### WHAT THE TASK ASKS
Copy each line below in which the string "phone" occurs.

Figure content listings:
--- begin ---
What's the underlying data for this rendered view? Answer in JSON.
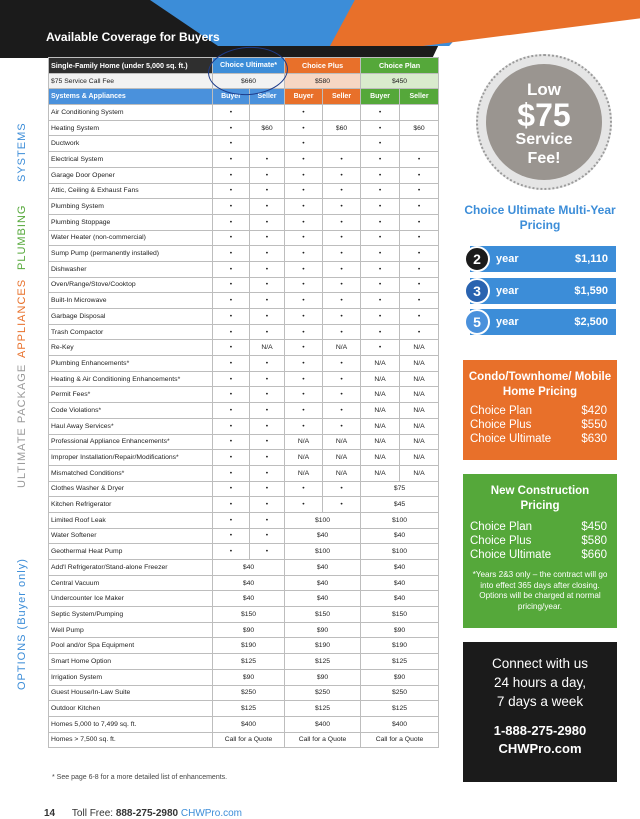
{
  "header": {
    "title": "Available Coverage for Buyers"
  },
  "side_labels": [
    "SYSTEMS",
    "PLUMBING",
    "APPLIANCES",
    "ULTIMATE PACKAGE",
    "OPTIONS (Buyer only)"
  ],
  "table": {
    "title_cell": "Single-Family Home (under 5,000 sq. ft.)",
    "plans": [
      "Choice Ultimate*",
      "Choice Plus",
      "Choice Plan"
    ],
    "fee_label": "$75 Service Call Fee",
    "fees": [
      "$660",
      "$580",
      "$450"
    ],
    "section_label": "Systems & Appliances",
    "col_headers": [
      "Buyer",
      "Seller",
      "Buyer",
      "Seller",
      "Buyer",
      "Seller"
    ],
    "rows": [
      {
        "label": "Air Conditioning System",
        "c": [
          "•",
          "",
          "•",
          "",
          "•",
          ""
        ]
      },
      {
        "label": "Heating System",
        "c": [
          "•",
          "$60",
          "•",
          "$60",
          "•",
          "$60"
        ]
      },
      {
        "label": "Ductwork",
        "c": [
          "•",
          "",
          "•",
          "",
          "•",
          ""
        ]
      },
      {
        "label": "Electrical System",
        "c": [
          "•",
          "•",
          "•",
          "•",
          "•",
          "•"
        ]
      },
      {
        "label": "Garage Door Opener",
        "c": [
          "•",
          "•",
          "•",
          "•",
          "•",
          "•"
        ]
      },
      {
        "label": "Attic, Ceiling & Exhaust Fans",
        "c": [
          "•",
          "•",
          "•",
          "•",
          "•",
          "•"
        ]
      },
      {
        "label": "Plumbing System",
        "c": [
          "•",
          "•",
          "•",
          "•",
          "•",
          "•"
        ]
      },
      {
        "label": "Plumbing Stoppage",
        "c": [
          "•",
          "•",
          "•",
          "•",
          "•",
          "•"
        ]
      },
      {
        "label": "Water Heater (non-commercial)",
        "c": [
          "•",
          "•",
          "•",
          "•",
          "•",
          "•"
        ]
      },
      {
        "label": "Sump Pump (permanently installed)",
        "c": [
          "•",
          "•",
          "•",
          "•",
          "•",
          "•"
        ]
      },
      {
        "label": "Dishwasher",
        "c": [
          "•",
          "•",
          "•",
          "•",
          "•",
          "•"
        ]
      },
      {
        "label": "Oven/Range/Stove/Cooktop",
        "c": [
          "•",
          "•",
          "•",
          "•",
          "•",
          "•"
        ]
      },
      {
        "label": "Built-In Microwave",
        "c": [
          "•",
          "•",
          "•",
          "•",
          "•",
          "•"
        ]
      },
      {
        "label": "Garbage Disposal",
        "c": [
          "•",
          "•",
          "•",
          "•",
          "•",
          "•"
        ]
      },
      {
        "label": "Trash Compactor",
        "c": [
          "•",
          "•",
          "•",
          "•",
          "•",
          "•"
        ]
      },
      {
        "label": "Re-Key",
        "c": [
          "•",
          "N/A",
          "•",
          "N/A",
          "•",
          "N/A"
        ]
      },
      {
        "label": "Plumbing Enhancements*",
        "c": [
          "•",
          "•",
          "•",
          "•",
          "N/A",
          "N/A"
        ]
      },
      {
        "label": "Heating & Air Conditioning Enhancements*",
        "c": [
          "•",
          "•",
          "•",
          "•",
          "N/A",
          "N/A"
        ]
      },
      {
        "label": "Permit Fees*",
        "c": [
          "•",
          "•",
          "•",
          "•",
          "N/A",
          "N/A"
        ]
      },
      {
        "label": "Code Violations*",
        "c": [
          "•",
          "•",
          "•",
          "•",
          "N/A",
          "N/A"
        ]
      },
      {
        "label": "Haul Away Services*",
        "c": [
          "•",
          "•",
          "•",
          "•",
          "N/A",
          "N/A"
        ]
      },
      {
        "label": "Professional Appliance Enhancements*",
        "c": [
          "•",
          "•",
          "N/A",
          "N/A",
          "N/A",
          "N/A"
        ]
      },
      {
        "label": "Improper Installation/Repair/Modifications*",
        "c": [
          "•",
          "•",
          "N/A",
          "N/A",
          "N/A",
          "N/A"
        ]
      },
      {
        "label": "Mismatched Conditions*",
        "c": [
          "•",
          "•",
          "N/A",
          "N/A",
          "N/A",
          "N/A"
        ]
      }
    ],
    "option_rows": [
      {
        "label": "Clothes Washer & Dryer",
        "u": [
          "•",
          "•"
        ],
        "p": [
          "•",
          "•"
        ],
        "c": "$75"
      },
      {
        "label": "Kitchen Refrigerator",
        "u": [
          "•",
          "•"
        ],
        "p": [
          "•",
          "•"
        ],
        "c": "$45"
      },
      {
        "label": "Limited Roof Leak",
        "u": [
          "•",
          "•"
        ],
        "p": "$100",
        "c": "$100"
      },
      {
        "label": "Water Softener",
        "u": [
          "•",
          "•"
        ],
        "p": "$40",
        "c": "$40"
      },
      {
        "label": "Geothermal Heat Pump",
        "u": [
          "•",
          "•"
        ],
        "p": "$100",
        "c": "$100"
      },
      {
        "label": "Add'l Refrigerator/Stand-alone Freezer",
        "u": "$40",
        "p": "$40",
        "c": "$40"
      },
      {
        "label": "Central Vacuum",
        "u": "$40",
        "p": "$40",
        "c": "$40"
      },
      {
        "label": "Undercounter Ice Maker",
        "u": "$40",
        "p": "$40",
        "c": "$40"
      },
      {
        "label": "Septic System/Pumping",
        "u": "$150",
        "p": "$150",
        "c": "$150"
      },
      {
        "label": "Well Pump",
        "u": "$90",
        "p": "$90",
        "c": "$90"
      },
      {
        "label": "Pool and/or Spa Equipment",
        "u": "$190",
        "p": "$190",
        "c": "$190"
      },
      {
        "label": "Smart Home Option",
        "u": "$125",
        "p": "$125",
        "c": "$125"
      },
      {
        "label": "Irrigation System",
        "u": "$90",
        "p": "$90",
        "c": "$90"
      },
      {
        "label": "Guest House/In-Law Suite",
        "u": "$250",
        "p": "$250",
        "c": "$250"
      },
      {
        "label": "Outdoor Kitchen",
        "u": "$125",
        "p": "$125",
        "c": "$125"
      },
      {
        "label": "Homes 5,000 to 7,499 sq. ft.",
        "u": "$400",
        "p": "$400",
        "c": "$400"
      },
      {
        "label": "Homes > 7,500 sq. ft.",
        "u": "Call for a Quote",
        "p": "Call for a Quote",
        "c": "Call for a Quote"
      }
    ]
  },
  "footnote": "* See page 6-8 for a more detailed list of enhancements.",
  "footer": {
    "page": "14",
    "tollfree": "Toll Free:",
    "phone": "888-275-2980",
    "url": "CHWPro.com"
  },
  "badge": {
    "l1": "Low",
    "l2": "$75",
    "l3": "Service",
    "l4": "Fee!"
  },
  "multi_year": {
    "title": "Choice Ultimate Multi-Year Pricing",
    "rows": [
      {
        "n": "2",
        "label": "year",
        "price": "$1,110"
      },
      {
        "n": "3",
        "label": "year",
        "price": "$1,590"
      },
      {
        "n": "5",
        "label": "year",
        "price": "$2,500"
      }
    ]
  },
  "condo": {
    "title": "Condo/Townhome/ Mobile Home Pricing",
    "rows": [
      {
        "name": "Choice Plan",
        "price": "$420"
      },
      {
        "name": "Choice Plus",
        "price": "$550"
      },
      {
        "name": "Choice Ultimate",
        "price": "$630"
      }
    ]
  },
  "new_construction": {
    "title": "New Construction Pricing",
    "rows": [
      {
        "name": "Choice Plan",
        "price": "$450"
      },
      {
        "name": "Choice Plus",
        "price": "$580"
      },
      {
        "name": "Choice Ultimate",
        "price": "$660"
      }
    ],
    "note": "*Years 2&3 only – the contract will go into effect 365 days after closing. Options will be charged at normal pricing/year."
  },
  "connect": {
    "lines": [
      "Connect with us",
      "24 hours a day,",
      "7 days a week"
    ],
    "phone": "1-888-275-2980",
    "web": "CHWPro.com"
  },
  "colors": {
    "blue": "#3c8dd8",
    "orange": "#e8702a",
    "green": "#55a83a",
    "black": "#1b1b1b",
    "gray": "#9a9590"
  }
}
--- end ---
### ANSWER FOR THE TASK
    "phone": "888-275-2980",
    "phone": "1-888-275-2980",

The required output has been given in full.